◆ Goal:
The entries below should be transcribed in their entirety, exactly as written.

──────

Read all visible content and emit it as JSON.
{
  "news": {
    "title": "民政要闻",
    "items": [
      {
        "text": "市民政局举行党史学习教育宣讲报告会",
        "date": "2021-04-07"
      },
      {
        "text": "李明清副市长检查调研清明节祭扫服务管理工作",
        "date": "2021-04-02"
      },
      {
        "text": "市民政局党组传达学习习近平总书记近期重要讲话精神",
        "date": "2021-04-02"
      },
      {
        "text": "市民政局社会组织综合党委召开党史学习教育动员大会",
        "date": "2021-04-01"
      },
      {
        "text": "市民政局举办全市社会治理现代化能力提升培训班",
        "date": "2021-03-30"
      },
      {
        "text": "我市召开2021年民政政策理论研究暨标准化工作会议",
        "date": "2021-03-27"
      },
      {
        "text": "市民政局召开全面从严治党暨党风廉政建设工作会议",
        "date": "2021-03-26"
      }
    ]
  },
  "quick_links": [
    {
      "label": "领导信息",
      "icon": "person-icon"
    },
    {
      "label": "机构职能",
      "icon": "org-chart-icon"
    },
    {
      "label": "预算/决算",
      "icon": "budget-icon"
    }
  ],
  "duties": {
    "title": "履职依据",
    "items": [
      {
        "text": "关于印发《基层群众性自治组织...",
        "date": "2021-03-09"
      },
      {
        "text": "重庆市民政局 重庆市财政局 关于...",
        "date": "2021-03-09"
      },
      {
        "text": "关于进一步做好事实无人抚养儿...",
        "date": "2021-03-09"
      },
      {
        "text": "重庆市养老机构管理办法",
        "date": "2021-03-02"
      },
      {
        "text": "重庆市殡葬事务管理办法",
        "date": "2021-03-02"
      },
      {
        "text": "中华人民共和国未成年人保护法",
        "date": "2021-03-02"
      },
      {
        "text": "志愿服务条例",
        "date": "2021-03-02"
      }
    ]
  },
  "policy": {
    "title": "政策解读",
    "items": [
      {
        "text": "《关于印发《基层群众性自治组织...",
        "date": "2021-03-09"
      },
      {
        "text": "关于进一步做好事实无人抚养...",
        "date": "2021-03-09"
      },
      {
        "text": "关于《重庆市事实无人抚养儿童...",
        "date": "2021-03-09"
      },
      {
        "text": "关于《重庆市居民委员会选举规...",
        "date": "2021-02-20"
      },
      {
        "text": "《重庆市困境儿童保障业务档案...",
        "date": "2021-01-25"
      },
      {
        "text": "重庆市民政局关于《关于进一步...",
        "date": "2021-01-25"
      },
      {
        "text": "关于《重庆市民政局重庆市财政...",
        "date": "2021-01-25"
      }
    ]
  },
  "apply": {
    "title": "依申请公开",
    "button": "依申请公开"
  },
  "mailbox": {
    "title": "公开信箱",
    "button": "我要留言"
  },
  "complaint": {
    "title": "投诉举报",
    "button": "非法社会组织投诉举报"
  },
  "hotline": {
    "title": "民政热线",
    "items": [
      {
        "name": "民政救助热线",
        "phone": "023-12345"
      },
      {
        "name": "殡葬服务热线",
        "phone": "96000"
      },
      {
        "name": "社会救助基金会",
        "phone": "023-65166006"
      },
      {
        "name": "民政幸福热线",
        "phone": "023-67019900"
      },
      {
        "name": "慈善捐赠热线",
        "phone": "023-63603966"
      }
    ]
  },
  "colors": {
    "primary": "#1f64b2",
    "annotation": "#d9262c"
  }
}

──────

◆ Expected output:
Read all visible content and emit it as JSON.
{
  "news": {
    "title": "民政要闻",
    "items": [
      {
        "text": "市民政局举行党史学习教育宣讲报告会",
        "date": "2021-04-07"
      },
      {
        "text": "李明清副市长检查调研清明节祭扫服务管理工作",
        "date": "2021-04-02"
      },
      {
        "text": "市民政局党组传达学习习近平总书记近期重要讲话精神",
        "date": "2021-04-02"
      },
      {
        "text": "市民政局社会组织综合党委召开党史学习教育动员大会",
        "date": "2021-04-01"
      },
      {
        "text": "市民政局举办全市社会治理现代化能力提升培训班",
        "date": "2021-03-30"
      },
      {
        "text": "我市召开2021年民政政策理论研究暨标准化工作会议",
        "date": "2021-03-27"
      },
      {
        "text": "市民政局召开全面从严治党暨党风廉政建设工作会议",
        "date": "2021-03-26"
      }
    ]
  },
  "quick_links": [
    {
      "label": "领导信息",
      "icon": "person-icon"
    },
    {
      "label": "机构职能",
      "icon": "org-chart-icon"
    },
    {
      "label": "预算/决算",
      "icon": "budget-icon"
    }
  ],
  "duties": {
    "title": "履职依据",
    "items": [
      {
        "text": "关于印发《基层群众性自治组织...",
        "date": "2021-03-09"
      },
      {
        "text": "重庆市民政局 重庆市财政局 关于...",
        "date": "2021-03-09"
      },
      {
        "text": "关于进一步做好事实无人抚养儿...",
        "date": "2021-03-09"
      },
      {
        "text": "重庆市养老机构管理办法",
        "date": "2021-03-02"
      },
      {
        "text": "重庆市殡葬事务管理办法",
        "date": "2021-03-02"
      },
      {
        "text": "中华人民共和国未成年人保护法",
        "date": "2021-03-02"
      },
      {
        "text": "志愿服务条例",
        "date": "2021-03-02"
      }
    ]
  },
  "policy": {
    "title": "政策解读",
    "items": [
      {
        "text": "《关于印发《基层群众性自治组织...",
        "date": "2021-03-09"
      },
      {
        "text": "关于进一步做好事实无人抚养...",
        "date": "2021-03-09"
      },
      {
        "text": "关于《重庆市事实无人抚养儿童...",
        "date": "2021-03-09"
      },
      {
        "text": "关于《重庆市居民委员会选举规...",
        "date": "2021-02-20"
      },
      {
        "text": "《重庆市困境儿童保障业务档案...",
        "date": "2021-01-25"
      },
      {
        "text": "重庆市民政局关于《关于进一步...",
        "date": "2021-01-25"
      },
      {
        "text": "关于《重庆市民政局重庆市财政...",
        "date": "2021-01-25"
      }
    ]
  },
  "apply": {
    "title": "依申请公开",
    "button": "依申请公开"
  },
  "mailbox": {
    "title": "公开信箱",
    "button": "我要留言"
  },
  "complaint": {
    "title": "投诉举报",
    "button": "非法社会组织投诉举报"
  },
  "hotline": {
    "title": "民政热线",
    "items": [
      {
        "name": "民政救助热线",
        "phone": "023-12345"
      },
      {
        "name": "殡葬服务热线",
        "phone": "96000"
      },
      {
        "name": "社会救助基金会",
        "phone": "023-65166006"
      },
      {
        "name": "民政幸福热线",
        "phone": "023-67019900"
      },
      {
        "name": "慈善捐赠热线",
        "phone": "023-63603966"
      }
    ]
  },
  "colors": {
    "primary": "#1f64b2",
    "annotation": "#d9262c"
  }
}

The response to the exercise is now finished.